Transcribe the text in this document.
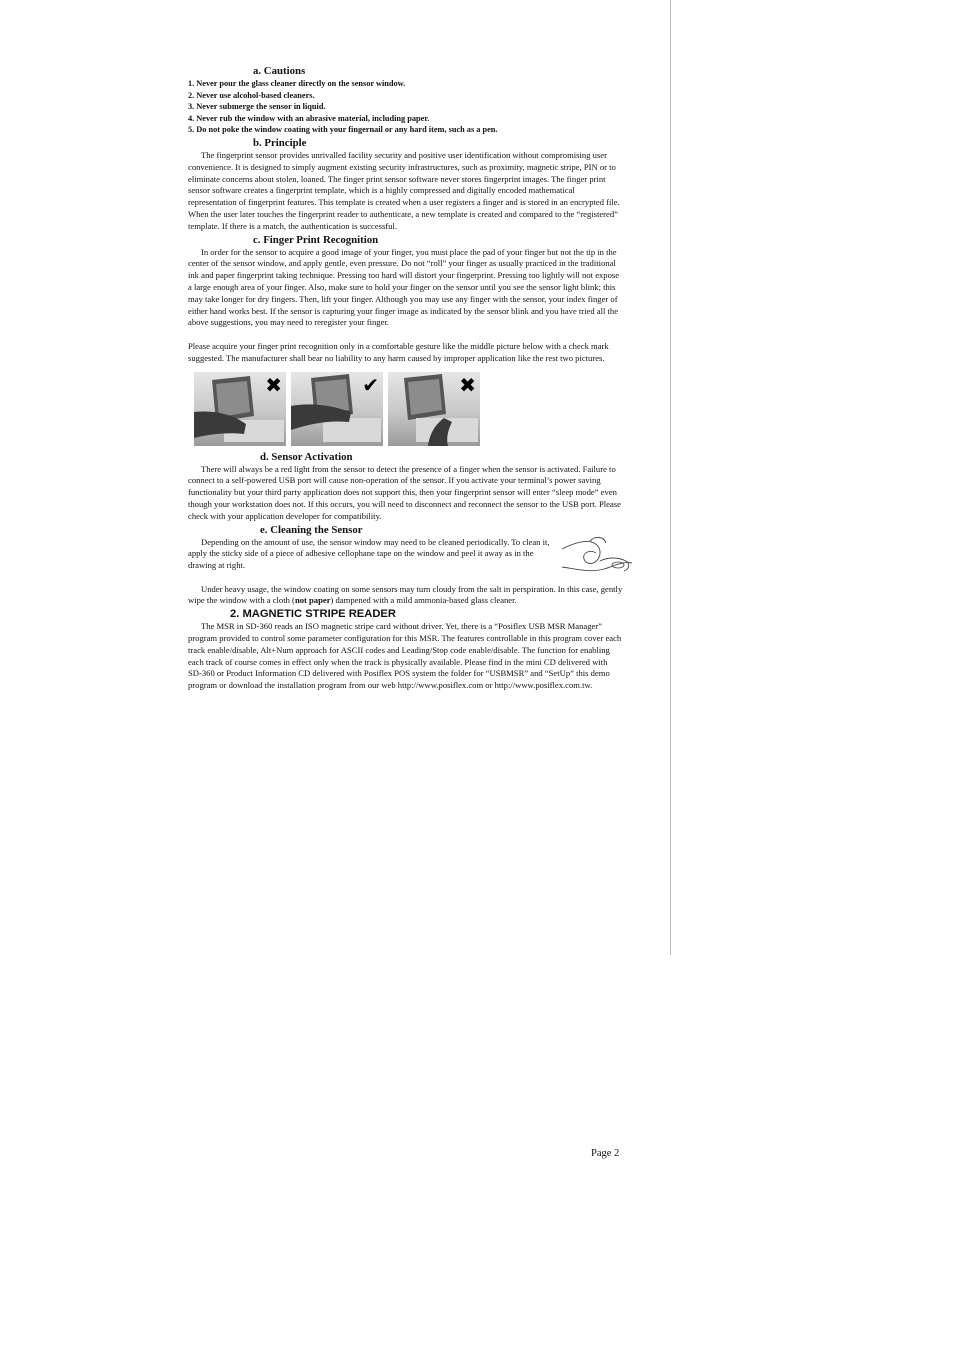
a. Cautions

1. Never pour the glass cleaner directly on the sensor window.
2. Never use alcohol-based cleaners.
3. Never submerge the sensor in liquid.
4. Never rub the window with an abrasive material, including paper.
5. Do not poke the window coating with your fingernail or any hard item, such as a pen.

b. Principle

The fingerprint sensor provides unrivalled facility security and positive user identification without compromising user convenience. It is designed to simply augment existing security infrastructures, such as proximity, magnetic stripe, PIN or to eliminate concerns about stolen, loaned. The finger print sensor software never stores fingerprint images. The finger print sensor software creates a fingerprint template, which is a highly compressed and digitally encoded mathematical representation of fingerprint features. This template is created when a user registers a finger and is stored in an encrypted file. When the user later touches the fingerprint reader to authenticate, a new template is created and compared to the “registered” template. If there is a match, the authentication is successful.

c. Finger Print Recognition

In order for the sensor to acquire a good image of your finger, you must place the pad of your finger but not the tip in the center of the sensor window, and apply gentle, even pressure. Do not “roll” your finger as usually practiced in the traditional ink and paper fingerprint taking technique. Pressing too hard will distort your fingerprint. Pressing too lightly will not expose a large enough area of your finger. Also, make sure to hold your finger on the sensor until you see the sensor light blink; this may take longer for dry fingers. Then, lift your finger. Although you may use any finger with the sensor, your index finger of either hand works best. If the sensor is capturing your finger image as indicated by the sensor blink and you have tried all the above suggestions, you may need to reregister your finger.

Please acquire your finger print recognition only in a comfortable gesture like the middle picture below with a check mark suggested. The manufacturer shall bear no liability to any harm caused by improper application like the rest two pictures.

✖	✔	✖

d. Sensor Activation

There will always be a red light from the sensor to detect the presence of a finger when the sensor is activated. Failure to connect to a self-powered USB port will cause non-operation of the sensor. If you activate your terminal’s power saving functionality but your third party application does not support this, then your fingerprint sensor will enter “sleep mode” even though your workstation does not. If this occurs, you will need to disconnect and reconnect the sensor to the USB port. Please check with your application developer for compatibility.

e. Cleaning the Sensor

Depending on the amount of use, the sensor window may need to be cleaned periodically. To clean it, apply the sticky side of a piece of adhesive cellophane tape on the window and peel it away as in the drawing at right.

Under heavy usage, the window coating on some sensors may turn cloudy from the salt in perspiration. In this case, gently wipe the window with a cloth (not paper) dampened with a mild ammonia-based glass cleaner.

2. MAGNETIC STRIPE READER

The MSR in SD-360 reads an ISO magnetic stripe card without driver. Yet, there is a “Posiflex USB MSR Manager” program provided to control some parameter configuration for this MSR. The features controllable in this program cover each track enable/disable, Alt+Num approach for ASCII codes and Leading/Stop code enable/disable. The function for enabling each track of course comes in effect only when the track is physically available. Please find in the mini CD delivered with SD-360 or Product Information CD delivered with Posiflex POS system the folder for “USBMSR” and “SetUp” this demo program or download the installation program from our web http://www.posiflex.com or http://www.posiflex.com.tw.

Page 2
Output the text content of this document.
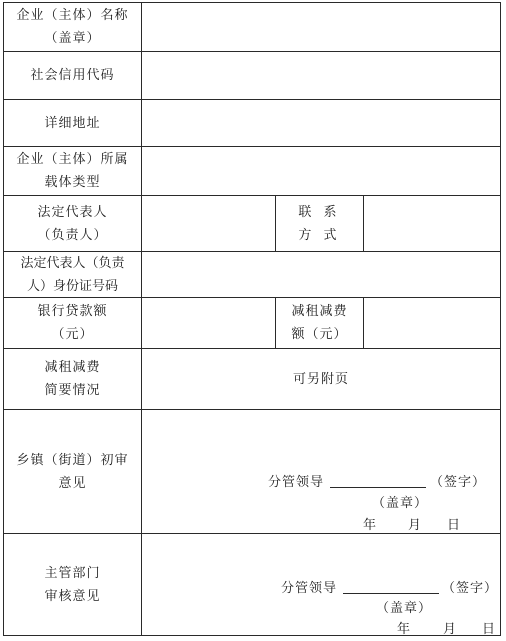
企业（主体）名称
（盖章）
社会信用代码
详细地址
企业（主体）所属
载体类型
法定代表人
（负责人）
联 系
方 式
法定代表人（负责
人）身份证号码
银行贷款额
（元）
减租减费
额（元）
减租减费
简要情况
可另附页
乡镇（街道）初审
意见
主管部门
审核意见
分管领导	（签字）
（盖章）
年 月 日
分管领导	（签字）
（盖章）
年 月 日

Task prompt:
Take the lines from the one containing "Output the text content of this document." through the final line of the listing above and print them exactly, including both ends but no pictures.

The solution:
Output the text content of this document.
企业（主体）名称
（盖章）
社会信用代码
详细地址
企业（主体）所属
载体类型
法定代表人
（负责人）
联 系
方 式
法定代表人（负责
人）身份证号码
银行贷款额
（元）
减租减费
额（元）
减租减费
简要情况
可另附页
乡镇（街道）初审
意见
主管部门
审核意见
分管领导	（签字）
（盖章）
年 月 日
分管领导	（签字）
（盖章）
年 月 日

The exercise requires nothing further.